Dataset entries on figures
..............................
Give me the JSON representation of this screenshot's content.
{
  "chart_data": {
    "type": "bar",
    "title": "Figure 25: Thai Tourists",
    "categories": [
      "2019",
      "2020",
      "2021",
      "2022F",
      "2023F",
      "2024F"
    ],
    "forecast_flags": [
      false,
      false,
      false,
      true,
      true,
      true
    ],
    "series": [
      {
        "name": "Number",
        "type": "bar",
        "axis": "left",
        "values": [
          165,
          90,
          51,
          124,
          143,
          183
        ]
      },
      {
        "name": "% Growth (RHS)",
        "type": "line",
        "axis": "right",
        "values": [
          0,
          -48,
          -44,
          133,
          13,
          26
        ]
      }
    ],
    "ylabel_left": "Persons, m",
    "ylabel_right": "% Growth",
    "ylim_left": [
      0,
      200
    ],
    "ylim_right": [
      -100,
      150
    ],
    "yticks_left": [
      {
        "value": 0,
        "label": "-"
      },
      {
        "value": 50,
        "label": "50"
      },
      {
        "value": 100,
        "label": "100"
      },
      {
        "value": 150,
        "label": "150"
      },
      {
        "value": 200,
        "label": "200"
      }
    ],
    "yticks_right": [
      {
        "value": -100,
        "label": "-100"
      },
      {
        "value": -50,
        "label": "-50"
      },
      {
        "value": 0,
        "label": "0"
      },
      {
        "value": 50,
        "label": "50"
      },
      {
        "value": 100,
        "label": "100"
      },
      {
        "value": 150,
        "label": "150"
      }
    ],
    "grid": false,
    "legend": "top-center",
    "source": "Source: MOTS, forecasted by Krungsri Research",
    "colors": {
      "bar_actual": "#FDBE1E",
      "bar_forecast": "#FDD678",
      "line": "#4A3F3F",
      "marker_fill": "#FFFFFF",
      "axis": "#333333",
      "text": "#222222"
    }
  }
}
..............................
**Given instruction**
Transcribe all of the lines in the records precisely.

**Reply**
Give me the JSON representation of this screenshot's content.
{
  "chart_data": {
    "type": "bar",
    "title": "Figure 25: Thai Tourists",
    "categories": [
      "2019",
      "2020",
      "2021",
      "2022F",
      "2023F",
      "2024F"
    ],
    "forecast_flags": [
      false,
      false,
      false,
      true,
      true,
      true
    ],
    "series": [
      {
        "name": "Number",
        "type": "bar",
        "axis": "left",
        "values": [
          165,
          90,
          51,
          124,
          143,
          183
        ]
      },
      {
        "name": "% Growth (RHS)",
        "type": "line",
        "axis": "right",
        "values": [
          0,
          -48,
          -44,
          133,
          13,
          26
        ]
      }
    ],
    "ylabel_left": "Persons, m",
    "ylabel_right": "% Growth",
    "ylim_left": [
      0,
      200
    ],
    "ylim_right": [
      -100,
      150
    ],
    "yticks_left": [
      {
        "value": 0,
        "label": "-"
      },
      {
        "value": 50,
        "label": "50"
      },
      {
        "value": 100,
        "label": "100"
      },
      {
        "value": 150,
        "label": "150"
      },
      {
        "value": 200,
        "label": "200"
      }
    ],
    "yticks_right": [
      {
        "value": -100,
        "label": "-100"
      },
      {
        "value": -50,
        "label": "-50"
      },
      {
        "value": 0,
        "label": "0"
      },
      {
        "value": 50,
        "label": "50"
      },
      {
        "value": 100,
        "label": "100"
      },
      {
        "value": 150,
        "label": "150"
      }
    ],
    "grid": false,
    "legend": "top-center",
    "source": "Source: MOTS, forecasted by Krungsri Research",
    "colors": {
      "bar_actual": "#FDBE1E",
      "bar_forecast": "#FDD678",
      "line": "#4A3F3F",
      "marker_fill": "#FFFFFF",
      "axis": "#333333",
      "text": "#222222"
    }
  }
}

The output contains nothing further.